I never paid much attention to ash trees until EAB arrived in Pennsylvania five years ago. Now I see them everywhere. Not for long.


Anonymous said...

As you mentioned, EAB has been expected for some time, but still comes as a shock to eastern PA residents. I work with cities all across the country who have come to terms with managing this pest. It is manageable, but as you so correctly point out, a sense of urgency needs to exist near the infested area (15 miles). The research via MSU and OSU is pretty conclusive that TREE-age, adminstered by an Arborist will provide two years protection by label, and researchers are actually seeing longer control. The evidence is also clear that if the canopy is less than 50% in decline, a tree may be saved, but that is a fall back strategy, I higly recommend not waiting until this point. The confusion lies around the cost to treat versus the cost to remove, and I educate on this subject daily. Average citizens can expect to pay about $80-$120 for a 10" diameter tree, for two years of protection, while cities treating in house regularly treat that same tree for about $30, remember, that's for two years of protection.

•••••

**EXERCISE AIM**. In the text on emerald ash borer, what can average citizens expect to pay to treat a 10" diameter tree?

**DATASET ENTRIES**.
•••••

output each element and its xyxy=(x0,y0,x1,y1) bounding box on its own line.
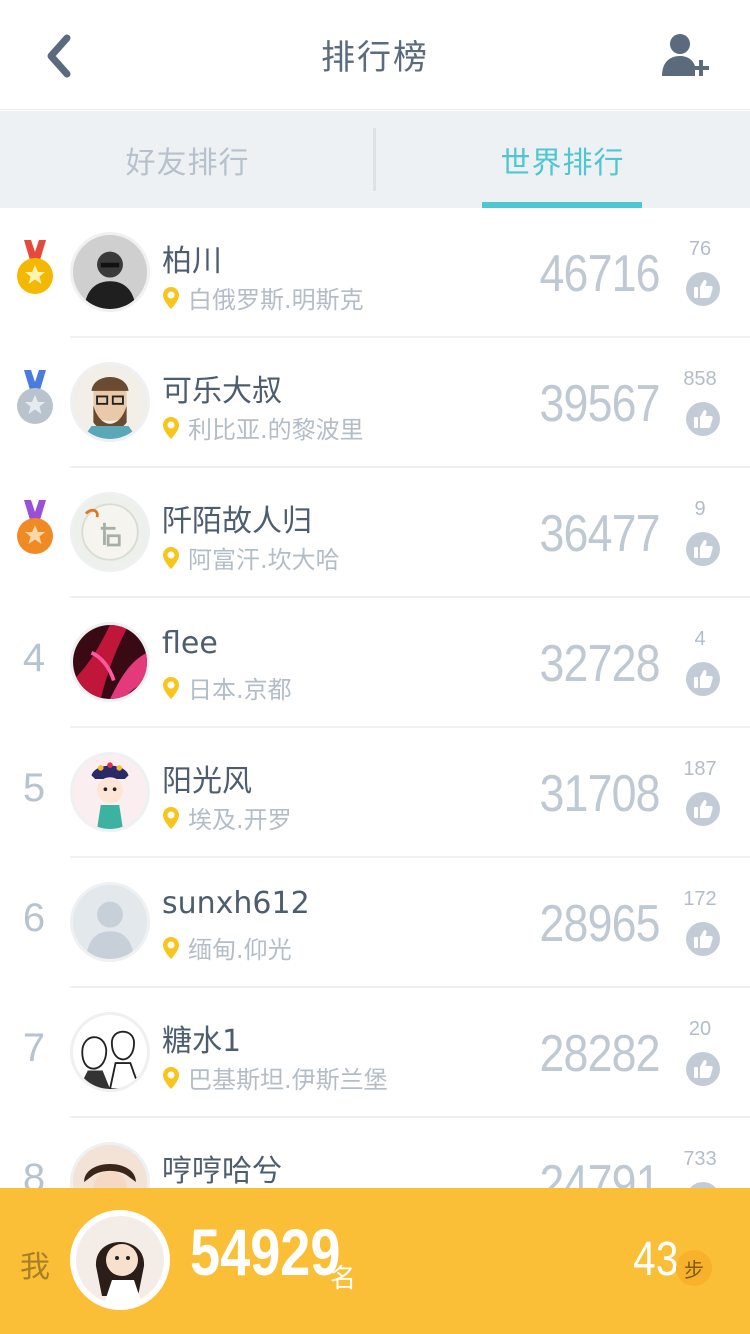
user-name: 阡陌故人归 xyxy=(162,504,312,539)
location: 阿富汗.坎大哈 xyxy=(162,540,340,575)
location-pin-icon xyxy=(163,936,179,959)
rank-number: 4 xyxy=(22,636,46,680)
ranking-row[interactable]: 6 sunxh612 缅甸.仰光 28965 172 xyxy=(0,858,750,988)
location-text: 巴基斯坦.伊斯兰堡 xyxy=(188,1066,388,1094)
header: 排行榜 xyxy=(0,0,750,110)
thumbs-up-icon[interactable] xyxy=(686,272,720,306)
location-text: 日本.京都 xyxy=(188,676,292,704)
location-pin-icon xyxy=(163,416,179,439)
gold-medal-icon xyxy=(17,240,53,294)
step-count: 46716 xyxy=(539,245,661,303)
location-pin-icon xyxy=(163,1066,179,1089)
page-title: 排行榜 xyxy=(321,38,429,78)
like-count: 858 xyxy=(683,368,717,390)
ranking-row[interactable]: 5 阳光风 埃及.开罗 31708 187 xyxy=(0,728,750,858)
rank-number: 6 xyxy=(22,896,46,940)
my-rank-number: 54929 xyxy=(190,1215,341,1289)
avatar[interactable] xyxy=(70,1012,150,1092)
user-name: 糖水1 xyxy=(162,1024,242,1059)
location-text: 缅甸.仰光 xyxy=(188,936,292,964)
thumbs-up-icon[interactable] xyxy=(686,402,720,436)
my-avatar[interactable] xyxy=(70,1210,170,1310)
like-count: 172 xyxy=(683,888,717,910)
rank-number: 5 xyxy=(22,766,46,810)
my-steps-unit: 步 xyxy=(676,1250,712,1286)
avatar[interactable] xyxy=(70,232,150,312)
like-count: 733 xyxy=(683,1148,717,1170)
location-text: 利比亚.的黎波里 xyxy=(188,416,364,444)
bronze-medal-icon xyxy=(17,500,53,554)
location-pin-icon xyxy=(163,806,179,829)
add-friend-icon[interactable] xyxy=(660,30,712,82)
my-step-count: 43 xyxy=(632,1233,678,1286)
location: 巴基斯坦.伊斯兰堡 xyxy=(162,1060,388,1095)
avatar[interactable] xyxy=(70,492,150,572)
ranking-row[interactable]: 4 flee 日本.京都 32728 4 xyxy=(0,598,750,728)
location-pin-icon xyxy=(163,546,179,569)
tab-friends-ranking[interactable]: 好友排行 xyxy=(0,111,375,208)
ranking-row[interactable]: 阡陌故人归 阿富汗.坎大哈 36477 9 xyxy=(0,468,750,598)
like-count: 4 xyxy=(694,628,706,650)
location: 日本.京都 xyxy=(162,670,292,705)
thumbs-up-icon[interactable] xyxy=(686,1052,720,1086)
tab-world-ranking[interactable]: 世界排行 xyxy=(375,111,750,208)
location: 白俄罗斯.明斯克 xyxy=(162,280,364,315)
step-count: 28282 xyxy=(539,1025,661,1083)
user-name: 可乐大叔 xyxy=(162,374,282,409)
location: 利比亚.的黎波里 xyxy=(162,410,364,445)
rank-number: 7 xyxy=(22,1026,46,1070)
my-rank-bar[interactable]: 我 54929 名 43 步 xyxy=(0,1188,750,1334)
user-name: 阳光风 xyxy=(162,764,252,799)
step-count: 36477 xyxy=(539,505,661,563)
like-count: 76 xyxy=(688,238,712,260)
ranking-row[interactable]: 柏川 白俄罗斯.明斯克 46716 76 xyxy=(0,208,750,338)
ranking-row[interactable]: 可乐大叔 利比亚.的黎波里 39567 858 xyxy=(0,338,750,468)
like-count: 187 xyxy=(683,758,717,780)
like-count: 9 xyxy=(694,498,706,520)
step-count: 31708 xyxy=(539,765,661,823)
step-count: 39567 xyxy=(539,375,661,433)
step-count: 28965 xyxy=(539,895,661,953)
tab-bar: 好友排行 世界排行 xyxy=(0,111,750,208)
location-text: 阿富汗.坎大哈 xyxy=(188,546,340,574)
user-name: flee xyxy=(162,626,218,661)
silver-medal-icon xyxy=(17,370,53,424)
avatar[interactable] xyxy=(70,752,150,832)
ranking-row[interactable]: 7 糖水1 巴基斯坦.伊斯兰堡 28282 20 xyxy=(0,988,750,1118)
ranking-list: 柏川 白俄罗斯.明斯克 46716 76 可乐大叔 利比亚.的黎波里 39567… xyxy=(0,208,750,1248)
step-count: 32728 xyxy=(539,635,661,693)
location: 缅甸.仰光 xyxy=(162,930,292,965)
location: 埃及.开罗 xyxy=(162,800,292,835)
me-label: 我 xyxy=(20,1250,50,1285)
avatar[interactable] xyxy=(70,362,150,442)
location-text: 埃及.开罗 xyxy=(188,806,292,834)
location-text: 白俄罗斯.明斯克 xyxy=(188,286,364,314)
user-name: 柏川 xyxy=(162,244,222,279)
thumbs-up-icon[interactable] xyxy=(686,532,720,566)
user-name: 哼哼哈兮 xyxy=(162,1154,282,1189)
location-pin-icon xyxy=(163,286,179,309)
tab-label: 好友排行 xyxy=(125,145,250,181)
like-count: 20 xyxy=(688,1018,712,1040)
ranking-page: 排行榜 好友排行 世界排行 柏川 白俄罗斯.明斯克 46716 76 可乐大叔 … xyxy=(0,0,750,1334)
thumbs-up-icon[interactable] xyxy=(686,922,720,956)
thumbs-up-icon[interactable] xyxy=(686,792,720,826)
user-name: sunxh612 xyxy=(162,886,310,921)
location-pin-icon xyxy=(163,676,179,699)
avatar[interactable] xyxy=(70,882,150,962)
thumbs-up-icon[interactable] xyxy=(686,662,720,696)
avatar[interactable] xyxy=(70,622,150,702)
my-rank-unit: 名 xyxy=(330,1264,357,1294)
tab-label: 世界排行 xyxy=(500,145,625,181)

•••••

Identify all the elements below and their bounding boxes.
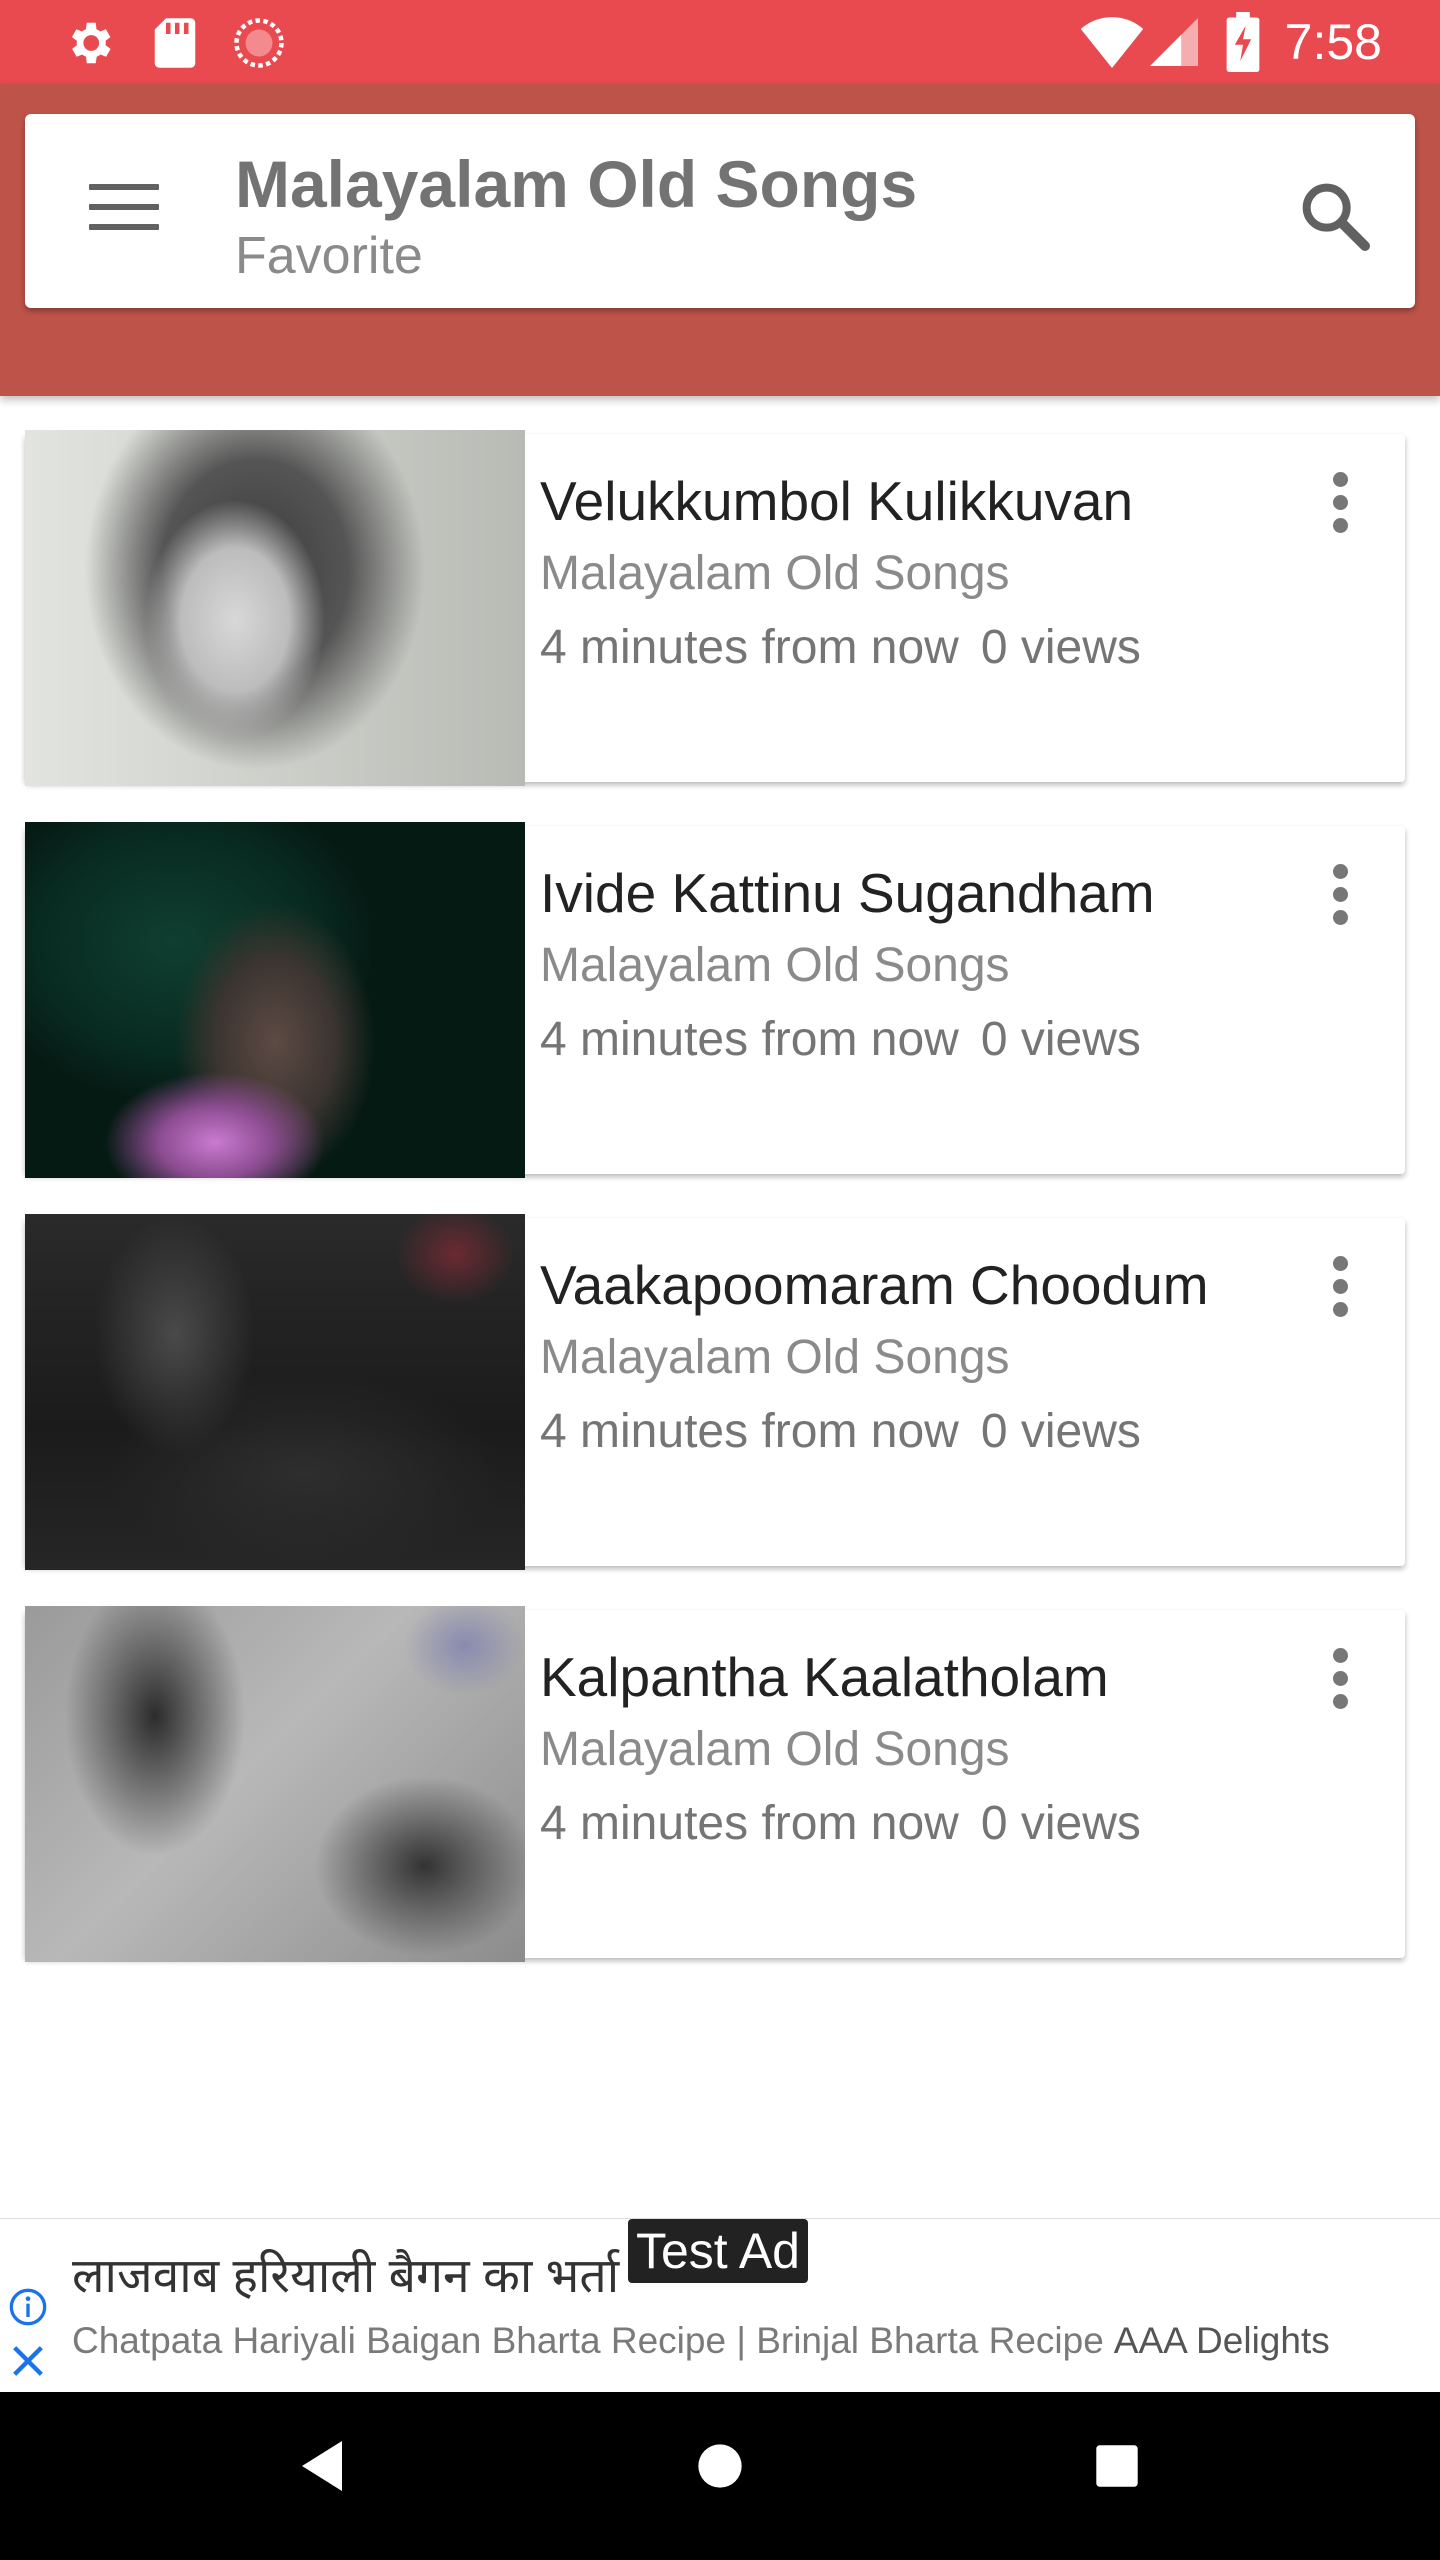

•••••

**EXERCISE OUTPUT**. About $80-$120, for two years of protection.